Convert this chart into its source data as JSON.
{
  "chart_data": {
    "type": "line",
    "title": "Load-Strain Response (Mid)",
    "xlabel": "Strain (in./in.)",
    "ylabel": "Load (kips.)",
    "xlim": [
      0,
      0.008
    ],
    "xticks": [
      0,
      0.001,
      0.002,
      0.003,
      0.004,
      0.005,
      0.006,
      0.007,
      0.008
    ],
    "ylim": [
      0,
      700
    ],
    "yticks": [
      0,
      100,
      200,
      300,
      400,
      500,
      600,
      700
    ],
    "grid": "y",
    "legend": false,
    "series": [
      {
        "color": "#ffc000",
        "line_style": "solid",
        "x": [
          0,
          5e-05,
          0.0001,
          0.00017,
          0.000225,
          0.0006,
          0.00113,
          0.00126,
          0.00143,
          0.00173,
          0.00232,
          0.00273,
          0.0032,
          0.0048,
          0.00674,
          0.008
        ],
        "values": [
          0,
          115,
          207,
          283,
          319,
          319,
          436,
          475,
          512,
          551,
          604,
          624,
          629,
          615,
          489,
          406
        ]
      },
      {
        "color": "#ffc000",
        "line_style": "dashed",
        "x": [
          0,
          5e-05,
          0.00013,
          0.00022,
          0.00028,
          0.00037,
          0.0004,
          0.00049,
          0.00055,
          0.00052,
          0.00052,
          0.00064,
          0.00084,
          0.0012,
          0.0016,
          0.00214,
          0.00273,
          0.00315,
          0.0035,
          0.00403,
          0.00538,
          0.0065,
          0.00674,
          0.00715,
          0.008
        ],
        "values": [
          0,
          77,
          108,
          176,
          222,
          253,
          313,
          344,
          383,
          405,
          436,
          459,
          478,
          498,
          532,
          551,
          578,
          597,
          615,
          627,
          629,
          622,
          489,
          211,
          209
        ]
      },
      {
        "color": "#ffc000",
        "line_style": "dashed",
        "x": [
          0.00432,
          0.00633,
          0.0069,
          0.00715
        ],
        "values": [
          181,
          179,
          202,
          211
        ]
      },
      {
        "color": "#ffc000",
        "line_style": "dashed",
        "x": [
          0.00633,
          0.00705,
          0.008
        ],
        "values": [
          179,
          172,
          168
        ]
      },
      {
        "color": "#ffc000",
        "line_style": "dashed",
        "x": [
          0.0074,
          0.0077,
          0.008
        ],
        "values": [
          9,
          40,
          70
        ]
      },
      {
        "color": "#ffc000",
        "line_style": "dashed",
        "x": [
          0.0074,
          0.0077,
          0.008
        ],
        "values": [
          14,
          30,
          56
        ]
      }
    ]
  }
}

--

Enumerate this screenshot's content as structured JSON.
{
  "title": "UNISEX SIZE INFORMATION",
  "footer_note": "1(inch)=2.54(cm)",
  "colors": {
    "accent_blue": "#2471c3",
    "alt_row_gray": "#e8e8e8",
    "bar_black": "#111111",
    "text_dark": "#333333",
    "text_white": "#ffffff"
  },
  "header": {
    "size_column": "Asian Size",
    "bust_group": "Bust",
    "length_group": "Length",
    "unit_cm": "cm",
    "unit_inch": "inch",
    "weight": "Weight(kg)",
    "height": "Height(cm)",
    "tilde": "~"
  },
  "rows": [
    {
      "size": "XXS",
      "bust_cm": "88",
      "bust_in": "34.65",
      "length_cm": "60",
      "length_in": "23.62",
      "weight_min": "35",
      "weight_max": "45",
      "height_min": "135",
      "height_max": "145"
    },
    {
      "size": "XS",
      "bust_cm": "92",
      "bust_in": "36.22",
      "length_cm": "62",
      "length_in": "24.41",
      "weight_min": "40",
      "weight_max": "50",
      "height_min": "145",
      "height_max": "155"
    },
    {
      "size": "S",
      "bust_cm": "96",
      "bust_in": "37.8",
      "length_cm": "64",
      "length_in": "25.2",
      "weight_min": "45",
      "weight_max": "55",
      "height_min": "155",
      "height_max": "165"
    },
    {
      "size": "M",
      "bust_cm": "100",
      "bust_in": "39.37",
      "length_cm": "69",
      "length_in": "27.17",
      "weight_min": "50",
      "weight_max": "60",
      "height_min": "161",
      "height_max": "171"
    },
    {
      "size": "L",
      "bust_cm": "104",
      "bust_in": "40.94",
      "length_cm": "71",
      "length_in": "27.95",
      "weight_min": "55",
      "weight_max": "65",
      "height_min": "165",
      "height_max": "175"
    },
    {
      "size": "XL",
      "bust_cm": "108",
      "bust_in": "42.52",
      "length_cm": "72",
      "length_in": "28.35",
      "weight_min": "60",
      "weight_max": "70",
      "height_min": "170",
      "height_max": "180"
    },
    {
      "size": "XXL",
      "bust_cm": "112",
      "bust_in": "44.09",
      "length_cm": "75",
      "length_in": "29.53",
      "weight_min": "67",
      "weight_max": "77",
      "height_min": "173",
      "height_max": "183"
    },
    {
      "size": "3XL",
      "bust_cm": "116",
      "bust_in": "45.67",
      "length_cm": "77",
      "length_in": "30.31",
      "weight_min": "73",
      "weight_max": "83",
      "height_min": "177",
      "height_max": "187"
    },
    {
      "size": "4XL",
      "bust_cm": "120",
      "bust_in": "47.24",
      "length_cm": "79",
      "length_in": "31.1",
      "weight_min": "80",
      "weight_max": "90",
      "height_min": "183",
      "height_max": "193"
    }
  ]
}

* * *

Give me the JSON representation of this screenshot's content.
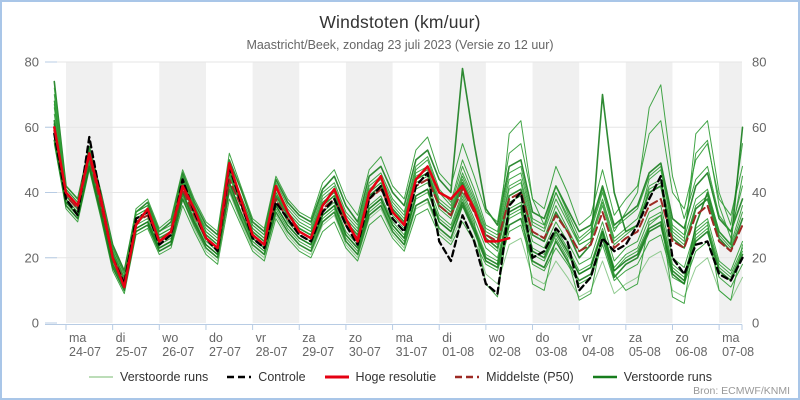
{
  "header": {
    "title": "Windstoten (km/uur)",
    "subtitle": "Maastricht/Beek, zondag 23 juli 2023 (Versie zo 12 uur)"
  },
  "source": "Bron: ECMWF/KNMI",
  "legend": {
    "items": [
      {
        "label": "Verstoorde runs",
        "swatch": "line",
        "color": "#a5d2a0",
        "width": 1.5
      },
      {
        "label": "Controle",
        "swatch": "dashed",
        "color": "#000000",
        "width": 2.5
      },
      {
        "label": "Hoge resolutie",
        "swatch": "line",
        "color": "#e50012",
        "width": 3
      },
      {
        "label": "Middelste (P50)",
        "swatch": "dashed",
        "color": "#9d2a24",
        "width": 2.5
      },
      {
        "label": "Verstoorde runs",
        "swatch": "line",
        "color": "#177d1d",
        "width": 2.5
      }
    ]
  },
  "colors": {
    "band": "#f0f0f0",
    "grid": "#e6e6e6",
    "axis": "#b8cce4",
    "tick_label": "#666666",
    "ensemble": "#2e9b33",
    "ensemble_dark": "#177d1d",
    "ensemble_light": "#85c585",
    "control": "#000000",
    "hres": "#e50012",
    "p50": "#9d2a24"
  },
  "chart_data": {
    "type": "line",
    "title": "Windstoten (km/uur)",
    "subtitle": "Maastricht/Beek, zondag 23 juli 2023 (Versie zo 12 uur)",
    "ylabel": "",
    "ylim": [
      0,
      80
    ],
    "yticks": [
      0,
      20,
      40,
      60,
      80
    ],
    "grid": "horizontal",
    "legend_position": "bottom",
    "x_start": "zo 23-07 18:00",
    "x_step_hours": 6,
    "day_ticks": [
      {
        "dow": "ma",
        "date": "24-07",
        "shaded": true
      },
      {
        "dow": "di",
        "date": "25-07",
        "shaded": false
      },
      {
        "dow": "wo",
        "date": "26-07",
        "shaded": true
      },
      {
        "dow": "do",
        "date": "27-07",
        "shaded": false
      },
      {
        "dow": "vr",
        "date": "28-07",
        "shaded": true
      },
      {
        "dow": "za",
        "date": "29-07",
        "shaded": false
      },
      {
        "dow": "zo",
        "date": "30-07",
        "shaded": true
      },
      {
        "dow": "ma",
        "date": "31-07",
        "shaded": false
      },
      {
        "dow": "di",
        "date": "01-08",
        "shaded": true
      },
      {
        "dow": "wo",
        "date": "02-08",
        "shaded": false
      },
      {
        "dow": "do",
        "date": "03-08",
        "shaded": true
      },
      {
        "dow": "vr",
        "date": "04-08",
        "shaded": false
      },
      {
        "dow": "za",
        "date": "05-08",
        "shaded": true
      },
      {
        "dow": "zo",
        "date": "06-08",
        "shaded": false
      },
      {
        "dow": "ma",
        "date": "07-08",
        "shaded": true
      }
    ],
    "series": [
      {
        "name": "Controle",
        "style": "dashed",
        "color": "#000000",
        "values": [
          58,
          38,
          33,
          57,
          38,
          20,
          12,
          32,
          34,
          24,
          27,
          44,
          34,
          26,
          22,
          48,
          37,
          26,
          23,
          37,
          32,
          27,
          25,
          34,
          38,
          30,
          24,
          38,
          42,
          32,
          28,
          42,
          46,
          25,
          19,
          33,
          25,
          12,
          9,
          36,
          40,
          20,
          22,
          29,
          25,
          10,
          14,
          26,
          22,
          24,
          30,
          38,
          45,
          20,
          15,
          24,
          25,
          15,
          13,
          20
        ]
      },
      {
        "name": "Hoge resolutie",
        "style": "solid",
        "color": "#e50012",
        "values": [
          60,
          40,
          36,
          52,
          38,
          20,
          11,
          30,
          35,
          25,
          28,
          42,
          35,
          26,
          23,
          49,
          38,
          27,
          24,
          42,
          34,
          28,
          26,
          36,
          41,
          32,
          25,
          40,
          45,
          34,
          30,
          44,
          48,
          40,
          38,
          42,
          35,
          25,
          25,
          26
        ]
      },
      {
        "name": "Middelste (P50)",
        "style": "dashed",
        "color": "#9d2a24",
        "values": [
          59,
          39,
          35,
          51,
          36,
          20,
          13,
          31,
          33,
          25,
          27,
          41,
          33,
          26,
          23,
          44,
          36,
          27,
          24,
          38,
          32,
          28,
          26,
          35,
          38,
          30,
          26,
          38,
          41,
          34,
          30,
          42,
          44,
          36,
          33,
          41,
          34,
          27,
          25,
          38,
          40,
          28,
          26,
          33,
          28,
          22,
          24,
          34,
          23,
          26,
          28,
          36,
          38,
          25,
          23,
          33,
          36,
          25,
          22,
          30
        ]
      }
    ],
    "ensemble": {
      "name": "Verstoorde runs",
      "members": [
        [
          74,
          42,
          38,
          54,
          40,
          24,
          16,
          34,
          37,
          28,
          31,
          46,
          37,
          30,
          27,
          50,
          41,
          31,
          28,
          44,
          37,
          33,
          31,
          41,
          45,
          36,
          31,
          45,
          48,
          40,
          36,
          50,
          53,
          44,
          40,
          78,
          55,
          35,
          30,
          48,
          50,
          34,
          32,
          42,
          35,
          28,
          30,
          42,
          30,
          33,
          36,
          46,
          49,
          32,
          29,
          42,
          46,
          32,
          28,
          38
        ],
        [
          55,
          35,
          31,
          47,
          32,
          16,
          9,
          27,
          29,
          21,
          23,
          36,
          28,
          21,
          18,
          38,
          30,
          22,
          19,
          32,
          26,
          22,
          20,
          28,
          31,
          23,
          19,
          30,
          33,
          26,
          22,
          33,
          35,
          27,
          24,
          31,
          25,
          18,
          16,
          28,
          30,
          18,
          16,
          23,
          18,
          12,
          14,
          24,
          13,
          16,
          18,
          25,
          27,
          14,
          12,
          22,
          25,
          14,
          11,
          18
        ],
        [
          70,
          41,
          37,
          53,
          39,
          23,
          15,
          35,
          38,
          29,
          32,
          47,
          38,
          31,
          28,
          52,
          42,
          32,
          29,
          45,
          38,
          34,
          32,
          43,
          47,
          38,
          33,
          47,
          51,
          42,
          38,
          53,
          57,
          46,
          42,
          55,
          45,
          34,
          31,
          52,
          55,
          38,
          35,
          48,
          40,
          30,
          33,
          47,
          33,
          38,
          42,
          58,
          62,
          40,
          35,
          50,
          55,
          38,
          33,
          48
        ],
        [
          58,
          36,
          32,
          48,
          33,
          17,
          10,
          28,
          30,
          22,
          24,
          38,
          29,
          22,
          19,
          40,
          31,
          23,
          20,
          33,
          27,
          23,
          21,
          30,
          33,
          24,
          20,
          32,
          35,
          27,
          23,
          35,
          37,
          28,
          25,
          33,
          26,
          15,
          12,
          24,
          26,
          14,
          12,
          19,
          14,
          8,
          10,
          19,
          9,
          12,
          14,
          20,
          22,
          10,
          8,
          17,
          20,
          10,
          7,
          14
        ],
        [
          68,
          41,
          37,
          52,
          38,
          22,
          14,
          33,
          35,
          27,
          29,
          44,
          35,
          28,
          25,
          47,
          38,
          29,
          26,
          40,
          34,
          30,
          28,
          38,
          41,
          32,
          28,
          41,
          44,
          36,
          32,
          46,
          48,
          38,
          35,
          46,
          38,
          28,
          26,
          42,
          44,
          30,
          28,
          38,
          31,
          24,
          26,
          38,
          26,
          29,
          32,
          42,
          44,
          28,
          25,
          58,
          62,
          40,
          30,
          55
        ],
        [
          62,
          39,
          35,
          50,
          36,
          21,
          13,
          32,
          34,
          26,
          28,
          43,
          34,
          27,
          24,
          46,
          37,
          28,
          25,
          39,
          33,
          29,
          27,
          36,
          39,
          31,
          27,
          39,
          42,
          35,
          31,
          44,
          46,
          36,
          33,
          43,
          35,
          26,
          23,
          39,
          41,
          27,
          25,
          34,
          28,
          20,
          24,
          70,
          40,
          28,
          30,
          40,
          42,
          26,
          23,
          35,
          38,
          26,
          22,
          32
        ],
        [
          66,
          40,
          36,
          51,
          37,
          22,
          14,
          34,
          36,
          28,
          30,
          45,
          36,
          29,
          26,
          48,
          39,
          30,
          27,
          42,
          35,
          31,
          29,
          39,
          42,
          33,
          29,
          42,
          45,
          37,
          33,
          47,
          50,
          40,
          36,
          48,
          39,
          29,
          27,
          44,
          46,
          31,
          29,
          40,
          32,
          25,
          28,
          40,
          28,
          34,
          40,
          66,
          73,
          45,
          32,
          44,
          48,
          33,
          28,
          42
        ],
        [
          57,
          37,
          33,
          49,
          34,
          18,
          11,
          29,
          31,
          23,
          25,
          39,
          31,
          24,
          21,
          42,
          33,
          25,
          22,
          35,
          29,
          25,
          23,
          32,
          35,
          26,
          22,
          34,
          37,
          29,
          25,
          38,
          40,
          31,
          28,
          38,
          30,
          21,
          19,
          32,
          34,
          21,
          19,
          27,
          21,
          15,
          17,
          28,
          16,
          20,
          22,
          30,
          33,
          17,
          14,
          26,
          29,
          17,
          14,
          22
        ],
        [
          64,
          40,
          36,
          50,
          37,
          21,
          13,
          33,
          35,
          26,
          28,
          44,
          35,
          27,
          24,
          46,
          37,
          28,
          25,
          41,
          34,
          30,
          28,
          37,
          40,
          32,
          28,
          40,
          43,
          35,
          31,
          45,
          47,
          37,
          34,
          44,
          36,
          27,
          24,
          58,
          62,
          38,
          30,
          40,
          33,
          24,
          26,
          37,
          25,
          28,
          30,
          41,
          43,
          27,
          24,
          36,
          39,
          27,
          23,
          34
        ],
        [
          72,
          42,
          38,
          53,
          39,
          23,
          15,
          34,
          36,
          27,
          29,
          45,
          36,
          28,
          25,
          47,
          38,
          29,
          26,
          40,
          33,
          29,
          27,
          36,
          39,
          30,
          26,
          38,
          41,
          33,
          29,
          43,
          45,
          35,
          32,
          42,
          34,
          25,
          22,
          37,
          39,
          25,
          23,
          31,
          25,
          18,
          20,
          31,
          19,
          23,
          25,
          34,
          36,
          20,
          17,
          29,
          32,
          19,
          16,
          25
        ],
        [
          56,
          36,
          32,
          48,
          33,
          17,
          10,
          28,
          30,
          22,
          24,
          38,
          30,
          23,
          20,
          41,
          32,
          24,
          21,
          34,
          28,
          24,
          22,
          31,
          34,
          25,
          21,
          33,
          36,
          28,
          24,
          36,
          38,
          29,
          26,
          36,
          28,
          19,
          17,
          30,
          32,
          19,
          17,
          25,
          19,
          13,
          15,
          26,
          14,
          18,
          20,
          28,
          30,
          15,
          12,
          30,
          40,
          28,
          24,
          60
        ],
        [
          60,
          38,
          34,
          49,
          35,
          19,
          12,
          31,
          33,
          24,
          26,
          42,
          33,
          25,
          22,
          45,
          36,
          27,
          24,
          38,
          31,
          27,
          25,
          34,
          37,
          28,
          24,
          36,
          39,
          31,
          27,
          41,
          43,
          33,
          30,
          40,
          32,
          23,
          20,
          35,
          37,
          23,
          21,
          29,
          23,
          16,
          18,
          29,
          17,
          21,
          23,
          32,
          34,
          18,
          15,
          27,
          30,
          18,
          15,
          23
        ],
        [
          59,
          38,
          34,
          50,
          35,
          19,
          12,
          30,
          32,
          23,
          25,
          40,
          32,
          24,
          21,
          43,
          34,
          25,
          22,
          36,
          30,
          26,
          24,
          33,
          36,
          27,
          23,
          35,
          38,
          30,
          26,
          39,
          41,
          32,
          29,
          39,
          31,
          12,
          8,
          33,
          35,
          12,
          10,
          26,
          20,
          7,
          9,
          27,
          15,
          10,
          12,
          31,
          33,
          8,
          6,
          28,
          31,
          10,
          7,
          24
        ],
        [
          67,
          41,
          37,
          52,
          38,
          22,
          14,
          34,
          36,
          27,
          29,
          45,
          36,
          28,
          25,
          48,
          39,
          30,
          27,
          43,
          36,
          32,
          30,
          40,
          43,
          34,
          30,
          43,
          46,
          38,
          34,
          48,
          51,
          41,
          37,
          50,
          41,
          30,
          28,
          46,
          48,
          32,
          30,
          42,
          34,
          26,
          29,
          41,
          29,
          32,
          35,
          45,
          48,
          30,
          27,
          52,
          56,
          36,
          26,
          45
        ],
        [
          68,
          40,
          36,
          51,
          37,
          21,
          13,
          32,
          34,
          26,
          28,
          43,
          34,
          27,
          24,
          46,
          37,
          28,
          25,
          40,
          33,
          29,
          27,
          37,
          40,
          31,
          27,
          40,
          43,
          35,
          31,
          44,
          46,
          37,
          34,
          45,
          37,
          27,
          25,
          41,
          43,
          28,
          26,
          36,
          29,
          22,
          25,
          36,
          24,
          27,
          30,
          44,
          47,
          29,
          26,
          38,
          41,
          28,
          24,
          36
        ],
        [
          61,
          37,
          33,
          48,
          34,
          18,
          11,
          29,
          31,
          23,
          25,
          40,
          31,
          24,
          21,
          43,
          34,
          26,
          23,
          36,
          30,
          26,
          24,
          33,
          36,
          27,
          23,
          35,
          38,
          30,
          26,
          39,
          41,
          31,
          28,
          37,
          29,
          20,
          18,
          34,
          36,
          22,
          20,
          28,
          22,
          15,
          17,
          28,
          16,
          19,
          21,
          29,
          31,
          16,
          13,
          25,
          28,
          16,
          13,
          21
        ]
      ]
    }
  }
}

» WHAT NEEDS TO BE DONE
Report every line containing the word "Versie" from the listing above.

» THE OUTPUT
    "subtitle": "Maastricht/Beek, zondag 23 juli 2023 (Versie zo 12 uur)"
    "subtitle": "Maastricht/Beek, zondag 23 juli 2023 (Versie zo 12 uur)",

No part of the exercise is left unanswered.